TEXTE CITÉ:

Texte biblique : Luc 6, 39-45
« Il leur dit aussi une parabole : « Un aveugle peut-il guider un aveugle ? Ne tomberont-ils pas tous les deux dans un trou ? Le disciple n’est pas au-dessus de son maître, mais tout disciple bien formé sera comme son maître. « Qu’as-tu à regarder la paille qui est dans l’œil de ton frère ? Et la poutre qui est dans ton œil à toi, tu ne la remarques pas ?
Comment peux-tu dire à ton frère : “Frère, attends. Que j’ôte la paille qui est dans ton œil”, toi qui ne vois pas la poutre qui est dans le tien ? Homme au jugement perverti, ôte d’abord la poutre de ton œil ! et alors tu verras clair pour ôter la paille qui est dans l’œil de ton frère. « Il n’y a pas de bon arbre qui produise un fruit malade, et pas davantage d’arbre malade qui produise un bon fruit. Chaque arbre en effet se reconnaît au fruit qui lui est propre : ce n’est pas sur un buisson d’épines que l’on cueille des figues, ni sur des ronces que l’on récolte du raisin. L’homme bon, du bon trésor de son cœur, tire le bien, et le mauvais, de son mauvais trésor, tire le mal ; car ce que dit la bouche, c’est ce qui déborde du cœur. » Luc 6, 39-45.
Chers amis il y a des textes bibliques qui selon le grand lectionnaire tombent plus ou moins bien. L’Evangile de ce dimanche tombe à point nommé vu l’état de notre monde. Rassurez-vous je ne vais pas vous rappeler les faits marquants de ces dernières 48 heures, les chaines d’information continues font très bien le travail et l’Eglise n’est pas là pour commenter l’actualité. Cependant nos sentiments de perte de repère, nos désespoirs possibles ou bien même nos désirs parfois inavouables de spectaculaire dans nos quotidiens appellent un éclairage évangélique. Parce que ne pas dispenser la Parole dans des âmes où les ténèbres s’installent serait criminel et l’Eglise ne peut se satisfaire de cheminer sur les nuages, à des altitudes qui échapperaient à tout soucis terrestres.

TÂCHE DEMANDÉE A:
Recopiez la liste depuis sa toute première ligne jusqu'à la ligne contenant « - x-tick-label: 24: [956, 421, 970, 434] », celle-ci comprise.
La liste n'a aucun rapport avec ce texte.

DONNÉES À TRAITER:

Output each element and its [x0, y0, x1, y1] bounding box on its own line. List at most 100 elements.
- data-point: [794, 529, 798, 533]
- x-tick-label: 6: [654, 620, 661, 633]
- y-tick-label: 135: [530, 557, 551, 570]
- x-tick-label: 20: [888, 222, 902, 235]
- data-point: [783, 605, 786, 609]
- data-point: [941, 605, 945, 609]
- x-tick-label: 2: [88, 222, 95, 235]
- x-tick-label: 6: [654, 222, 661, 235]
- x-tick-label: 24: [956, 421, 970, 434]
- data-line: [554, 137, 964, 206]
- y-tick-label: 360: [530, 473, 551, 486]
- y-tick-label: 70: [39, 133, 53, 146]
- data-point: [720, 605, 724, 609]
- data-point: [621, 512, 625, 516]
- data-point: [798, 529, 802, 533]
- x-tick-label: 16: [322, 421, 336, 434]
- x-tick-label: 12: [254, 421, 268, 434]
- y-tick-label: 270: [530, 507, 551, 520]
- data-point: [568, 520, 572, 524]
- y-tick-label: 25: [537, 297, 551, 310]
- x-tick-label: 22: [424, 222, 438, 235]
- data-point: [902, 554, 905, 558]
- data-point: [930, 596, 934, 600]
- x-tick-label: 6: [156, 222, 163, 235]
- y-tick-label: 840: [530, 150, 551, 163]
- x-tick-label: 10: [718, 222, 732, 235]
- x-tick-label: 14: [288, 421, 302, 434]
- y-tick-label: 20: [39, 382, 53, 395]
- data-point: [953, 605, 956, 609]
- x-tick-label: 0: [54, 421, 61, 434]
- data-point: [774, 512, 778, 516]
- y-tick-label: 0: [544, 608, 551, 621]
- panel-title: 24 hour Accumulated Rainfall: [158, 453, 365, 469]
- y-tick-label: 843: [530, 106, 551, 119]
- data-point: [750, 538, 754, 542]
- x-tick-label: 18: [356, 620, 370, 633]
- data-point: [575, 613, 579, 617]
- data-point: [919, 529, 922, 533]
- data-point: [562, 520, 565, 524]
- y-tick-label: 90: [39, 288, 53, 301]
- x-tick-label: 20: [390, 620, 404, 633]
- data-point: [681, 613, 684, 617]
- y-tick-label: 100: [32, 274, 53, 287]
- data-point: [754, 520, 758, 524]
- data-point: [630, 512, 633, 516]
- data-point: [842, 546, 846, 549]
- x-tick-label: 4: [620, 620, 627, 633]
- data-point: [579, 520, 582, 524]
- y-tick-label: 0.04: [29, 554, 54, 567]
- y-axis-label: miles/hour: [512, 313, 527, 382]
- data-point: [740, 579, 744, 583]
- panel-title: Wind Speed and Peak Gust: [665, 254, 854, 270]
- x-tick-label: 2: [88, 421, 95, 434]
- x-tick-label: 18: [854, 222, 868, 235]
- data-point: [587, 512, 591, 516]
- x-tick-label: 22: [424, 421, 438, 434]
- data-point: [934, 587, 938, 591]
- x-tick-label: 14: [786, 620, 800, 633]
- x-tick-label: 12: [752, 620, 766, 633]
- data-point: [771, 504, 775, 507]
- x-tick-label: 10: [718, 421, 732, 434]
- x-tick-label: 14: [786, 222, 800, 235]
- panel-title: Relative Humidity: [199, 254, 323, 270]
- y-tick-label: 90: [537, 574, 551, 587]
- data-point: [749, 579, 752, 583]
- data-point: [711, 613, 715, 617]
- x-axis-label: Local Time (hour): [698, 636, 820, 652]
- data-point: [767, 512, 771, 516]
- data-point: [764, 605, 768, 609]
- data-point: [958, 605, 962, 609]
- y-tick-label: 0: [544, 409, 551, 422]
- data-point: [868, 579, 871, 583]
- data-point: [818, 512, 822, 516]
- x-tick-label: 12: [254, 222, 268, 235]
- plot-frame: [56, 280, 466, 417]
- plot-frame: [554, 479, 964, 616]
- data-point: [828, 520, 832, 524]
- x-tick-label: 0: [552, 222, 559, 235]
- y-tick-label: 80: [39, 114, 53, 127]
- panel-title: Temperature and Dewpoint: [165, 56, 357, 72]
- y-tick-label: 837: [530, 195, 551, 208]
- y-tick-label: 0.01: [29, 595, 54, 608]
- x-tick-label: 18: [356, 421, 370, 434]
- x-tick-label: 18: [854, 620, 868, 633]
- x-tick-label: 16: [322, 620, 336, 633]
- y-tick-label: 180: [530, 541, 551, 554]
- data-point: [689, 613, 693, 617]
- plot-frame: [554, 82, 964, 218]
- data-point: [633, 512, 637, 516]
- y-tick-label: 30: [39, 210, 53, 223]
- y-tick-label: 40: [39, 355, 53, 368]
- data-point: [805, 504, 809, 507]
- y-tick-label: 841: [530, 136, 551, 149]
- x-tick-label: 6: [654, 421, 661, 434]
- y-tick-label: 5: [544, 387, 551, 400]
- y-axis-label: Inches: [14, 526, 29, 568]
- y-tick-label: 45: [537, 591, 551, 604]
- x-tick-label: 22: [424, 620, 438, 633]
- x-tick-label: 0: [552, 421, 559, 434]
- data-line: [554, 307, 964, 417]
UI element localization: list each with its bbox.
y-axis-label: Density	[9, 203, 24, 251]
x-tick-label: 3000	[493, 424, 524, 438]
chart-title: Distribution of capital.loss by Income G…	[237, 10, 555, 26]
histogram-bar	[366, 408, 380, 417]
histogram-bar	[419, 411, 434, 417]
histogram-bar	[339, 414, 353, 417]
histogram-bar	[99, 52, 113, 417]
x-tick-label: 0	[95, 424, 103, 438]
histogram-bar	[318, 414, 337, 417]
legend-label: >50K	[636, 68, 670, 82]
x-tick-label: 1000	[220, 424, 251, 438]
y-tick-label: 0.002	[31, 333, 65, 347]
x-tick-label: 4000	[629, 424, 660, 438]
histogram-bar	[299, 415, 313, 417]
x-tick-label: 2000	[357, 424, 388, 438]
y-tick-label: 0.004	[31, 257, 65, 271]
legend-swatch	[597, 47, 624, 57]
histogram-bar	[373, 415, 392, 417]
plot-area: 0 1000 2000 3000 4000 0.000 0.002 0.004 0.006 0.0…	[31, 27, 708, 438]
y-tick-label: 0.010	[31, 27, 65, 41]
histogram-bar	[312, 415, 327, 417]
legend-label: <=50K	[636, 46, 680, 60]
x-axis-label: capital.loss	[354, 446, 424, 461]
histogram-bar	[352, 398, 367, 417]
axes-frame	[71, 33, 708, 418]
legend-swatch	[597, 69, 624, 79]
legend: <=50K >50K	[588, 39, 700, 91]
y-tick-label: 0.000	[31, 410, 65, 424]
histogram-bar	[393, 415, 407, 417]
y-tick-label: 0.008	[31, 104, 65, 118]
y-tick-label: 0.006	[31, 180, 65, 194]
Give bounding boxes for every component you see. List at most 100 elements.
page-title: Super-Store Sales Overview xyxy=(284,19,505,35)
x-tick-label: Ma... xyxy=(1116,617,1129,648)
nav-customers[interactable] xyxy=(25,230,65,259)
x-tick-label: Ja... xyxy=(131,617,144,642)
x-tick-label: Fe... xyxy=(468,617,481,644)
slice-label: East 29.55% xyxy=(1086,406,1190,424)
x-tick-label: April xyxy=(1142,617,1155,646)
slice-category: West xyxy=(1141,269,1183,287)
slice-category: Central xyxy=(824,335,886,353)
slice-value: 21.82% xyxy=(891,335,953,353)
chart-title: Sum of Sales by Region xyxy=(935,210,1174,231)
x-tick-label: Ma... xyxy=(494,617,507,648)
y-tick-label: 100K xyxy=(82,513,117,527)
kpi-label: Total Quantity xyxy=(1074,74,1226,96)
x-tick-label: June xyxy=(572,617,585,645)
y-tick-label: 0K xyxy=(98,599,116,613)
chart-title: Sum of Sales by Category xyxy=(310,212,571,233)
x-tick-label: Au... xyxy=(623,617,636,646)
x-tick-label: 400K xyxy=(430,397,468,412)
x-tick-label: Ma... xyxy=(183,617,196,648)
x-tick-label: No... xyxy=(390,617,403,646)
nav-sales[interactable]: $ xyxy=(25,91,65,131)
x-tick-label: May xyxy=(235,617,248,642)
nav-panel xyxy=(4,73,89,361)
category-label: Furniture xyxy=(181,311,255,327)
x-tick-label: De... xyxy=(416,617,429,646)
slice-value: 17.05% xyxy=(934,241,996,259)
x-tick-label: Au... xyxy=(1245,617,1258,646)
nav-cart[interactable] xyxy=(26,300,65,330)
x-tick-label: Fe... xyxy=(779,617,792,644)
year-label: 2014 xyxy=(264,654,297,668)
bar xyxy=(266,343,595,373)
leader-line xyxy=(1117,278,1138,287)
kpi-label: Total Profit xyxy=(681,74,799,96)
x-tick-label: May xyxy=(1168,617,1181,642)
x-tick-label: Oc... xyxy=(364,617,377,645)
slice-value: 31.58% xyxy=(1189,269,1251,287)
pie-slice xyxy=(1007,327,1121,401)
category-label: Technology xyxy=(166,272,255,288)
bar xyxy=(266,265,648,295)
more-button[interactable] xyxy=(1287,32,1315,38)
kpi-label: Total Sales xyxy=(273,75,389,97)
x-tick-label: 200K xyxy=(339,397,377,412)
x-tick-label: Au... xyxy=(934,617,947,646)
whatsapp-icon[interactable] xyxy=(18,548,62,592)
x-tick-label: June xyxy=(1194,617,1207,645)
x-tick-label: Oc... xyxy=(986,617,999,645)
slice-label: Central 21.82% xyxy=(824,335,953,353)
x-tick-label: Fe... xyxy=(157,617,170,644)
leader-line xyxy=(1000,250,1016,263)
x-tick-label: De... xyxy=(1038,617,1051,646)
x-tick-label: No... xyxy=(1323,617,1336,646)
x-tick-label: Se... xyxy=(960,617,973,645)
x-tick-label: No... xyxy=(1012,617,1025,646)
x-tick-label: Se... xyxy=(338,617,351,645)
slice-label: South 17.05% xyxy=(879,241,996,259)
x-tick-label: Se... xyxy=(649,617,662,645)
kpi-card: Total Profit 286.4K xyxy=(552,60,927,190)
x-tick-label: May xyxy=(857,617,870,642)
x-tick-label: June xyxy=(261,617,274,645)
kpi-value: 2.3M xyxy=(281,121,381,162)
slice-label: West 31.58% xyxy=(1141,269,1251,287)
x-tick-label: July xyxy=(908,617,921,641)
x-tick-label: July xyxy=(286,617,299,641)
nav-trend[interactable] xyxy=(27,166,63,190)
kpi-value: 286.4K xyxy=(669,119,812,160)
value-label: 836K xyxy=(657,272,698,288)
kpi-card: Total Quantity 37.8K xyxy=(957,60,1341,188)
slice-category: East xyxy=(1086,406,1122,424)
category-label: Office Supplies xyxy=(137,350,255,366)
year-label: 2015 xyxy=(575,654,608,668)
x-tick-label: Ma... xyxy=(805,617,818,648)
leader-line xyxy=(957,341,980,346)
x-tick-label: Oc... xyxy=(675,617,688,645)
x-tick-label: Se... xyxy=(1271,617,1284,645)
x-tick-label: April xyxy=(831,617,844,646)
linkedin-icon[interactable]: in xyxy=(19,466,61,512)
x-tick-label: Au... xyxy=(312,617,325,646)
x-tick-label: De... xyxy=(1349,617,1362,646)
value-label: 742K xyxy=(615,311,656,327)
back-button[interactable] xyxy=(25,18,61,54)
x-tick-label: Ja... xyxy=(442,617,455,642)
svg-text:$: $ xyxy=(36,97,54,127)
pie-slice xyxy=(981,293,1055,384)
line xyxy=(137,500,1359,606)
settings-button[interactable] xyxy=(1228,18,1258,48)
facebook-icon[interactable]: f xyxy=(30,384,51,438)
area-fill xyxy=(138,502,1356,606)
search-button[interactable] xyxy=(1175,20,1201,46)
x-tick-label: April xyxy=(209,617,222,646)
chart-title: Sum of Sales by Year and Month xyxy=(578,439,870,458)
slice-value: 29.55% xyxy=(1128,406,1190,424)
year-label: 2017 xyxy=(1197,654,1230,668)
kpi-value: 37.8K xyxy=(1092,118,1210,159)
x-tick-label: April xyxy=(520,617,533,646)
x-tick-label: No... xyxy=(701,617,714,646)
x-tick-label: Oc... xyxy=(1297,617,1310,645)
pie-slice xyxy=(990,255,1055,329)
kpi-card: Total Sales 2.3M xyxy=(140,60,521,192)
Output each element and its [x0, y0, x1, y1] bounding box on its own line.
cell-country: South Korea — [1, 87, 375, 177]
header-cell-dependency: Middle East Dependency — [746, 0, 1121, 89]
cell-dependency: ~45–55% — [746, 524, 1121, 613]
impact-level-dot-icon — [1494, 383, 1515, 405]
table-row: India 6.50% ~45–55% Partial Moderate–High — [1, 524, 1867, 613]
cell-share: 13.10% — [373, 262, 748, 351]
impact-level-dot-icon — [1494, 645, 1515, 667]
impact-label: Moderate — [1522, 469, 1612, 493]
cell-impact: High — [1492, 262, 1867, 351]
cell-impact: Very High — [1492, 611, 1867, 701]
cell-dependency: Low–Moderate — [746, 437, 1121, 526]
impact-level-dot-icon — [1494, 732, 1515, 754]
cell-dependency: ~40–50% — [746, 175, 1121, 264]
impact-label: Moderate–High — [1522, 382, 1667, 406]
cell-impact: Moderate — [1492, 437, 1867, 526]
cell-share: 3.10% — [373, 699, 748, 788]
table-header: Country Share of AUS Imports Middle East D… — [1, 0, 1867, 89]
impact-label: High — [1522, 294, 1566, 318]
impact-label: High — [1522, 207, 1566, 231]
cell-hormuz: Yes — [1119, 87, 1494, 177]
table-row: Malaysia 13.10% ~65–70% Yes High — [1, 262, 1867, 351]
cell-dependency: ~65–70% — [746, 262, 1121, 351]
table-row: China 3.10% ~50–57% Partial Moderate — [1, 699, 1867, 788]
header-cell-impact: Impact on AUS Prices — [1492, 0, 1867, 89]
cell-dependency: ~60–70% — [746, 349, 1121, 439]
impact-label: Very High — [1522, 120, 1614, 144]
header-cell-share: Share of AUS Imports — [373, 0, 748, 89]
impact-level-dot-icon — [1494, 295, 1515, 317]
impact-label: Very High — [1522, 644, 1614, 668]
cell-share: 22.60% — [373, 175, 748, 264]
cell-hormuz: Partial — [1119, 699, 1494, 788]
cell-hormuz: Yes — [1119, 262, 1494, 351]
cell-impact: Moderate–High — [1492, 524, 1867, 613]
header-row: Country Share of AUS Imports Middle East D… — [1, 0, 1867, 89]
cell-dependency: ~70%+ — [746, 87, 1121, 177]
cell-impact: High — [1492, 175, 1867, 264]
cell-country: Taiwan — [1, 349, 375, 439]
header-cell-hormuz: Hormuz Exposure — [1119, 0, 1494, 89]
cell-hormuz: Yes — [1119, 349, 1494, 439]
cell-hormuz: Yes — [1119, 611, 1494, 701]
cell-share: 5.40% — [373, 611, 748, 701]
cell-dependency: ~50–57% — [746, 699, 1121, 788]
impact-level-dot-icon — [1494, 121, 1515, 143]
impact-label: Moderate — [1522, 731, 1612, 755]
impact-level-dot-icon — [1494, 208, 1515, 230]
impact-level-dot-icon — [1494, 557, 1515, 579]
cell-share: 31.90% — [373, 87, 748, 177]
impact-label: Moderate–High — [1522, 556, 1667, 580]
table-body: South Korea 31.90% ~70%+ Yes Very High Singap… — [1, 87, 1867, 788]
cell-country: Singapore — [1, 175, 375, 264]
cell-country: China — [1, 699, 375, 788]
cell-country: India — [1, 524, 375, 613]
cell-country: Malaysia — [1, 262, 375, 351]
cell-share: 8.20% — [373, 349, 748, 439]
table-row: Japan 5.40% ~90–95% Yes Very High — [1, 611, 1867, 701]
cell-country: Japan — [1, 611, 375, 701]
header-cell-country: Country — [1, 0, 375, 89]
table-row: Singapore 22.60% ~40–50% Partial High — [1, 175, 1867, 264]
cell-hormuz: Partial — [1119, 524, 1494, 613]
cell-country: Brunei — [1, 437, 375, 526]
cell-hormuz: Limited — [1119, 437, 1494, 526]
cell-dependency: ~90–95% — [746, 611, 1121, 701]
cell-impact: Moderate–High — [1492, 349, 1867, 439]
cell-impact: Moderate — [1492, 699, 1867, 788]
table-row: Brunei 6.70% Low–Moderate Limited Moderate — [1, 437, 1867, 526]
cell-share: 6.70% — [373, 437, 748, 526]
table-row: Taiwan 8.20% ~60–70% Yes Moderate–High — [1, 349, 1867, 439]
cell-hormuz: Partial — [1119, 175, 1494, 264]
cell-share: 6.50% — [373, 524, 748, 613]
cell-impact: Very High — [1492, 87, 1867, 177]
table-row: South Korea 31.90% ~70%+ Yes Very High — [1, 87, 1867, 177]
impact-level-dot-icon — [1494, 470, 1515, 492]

TÂCHE DEMANDÉE B:
Remplacez « dimanche » par « samedi » dans le passage du texte cité allant de « Chers amis il » jusqu'à « tout soucis terrestres. » inclus, puis donnez ce passage.

RÉPONSE RÉDIGÉE A:
Output each element and its [x0, y0, x1, y1] bounding box on its own line. List at most 100 elements.
- data-point: [794, 529, 798, 533]
- x-tick-label: 6: [654, 620, 661, 633]
- y-tick-label: 135: [530, 557, 551, 570]
- x-tick-label: 20: [888, 222, 902, 235]
- data-point: [783, 605, 786, 609]
- data-point: [941, 605, 945, 609]
- x-tick-label: 2: [88, 222, 95, 235]
- x-tick-label: 6: [654, 222, 661, 235]
- x-tick-label: 24: [956, 421, 970, 434]

RÉPONSE RÉDIGÉE B:
Chers amis il y a des textes bibliques qui selon le grand lectionnaire tombent plus ou moins bien. L’Evangile de ce samedi tombe à point nommé vu l’état de notre monde. Rassurez-vous je ne vais pas vous rappeler les faits marquants de ces dernières 48 heures, les chaines d’information continues font très bien le travail et l’Eglise n’est pas là pour commenter l’actualité. Cependant nos sentiments de perte de repère, nos désespoirs possibles ou bien même nos désirs parfois inavouables de spectaculaire dans nos quotidiens appellent un éclairage évangélique. Parce que ne pas dispenser la Parole dans des âmes où les ténèbres s’installent serait criminel et l’Eglise ne peut se satisfaire de cheminer sur les nuages, à des altitudes qui échapperaient à tout soucis terrestres.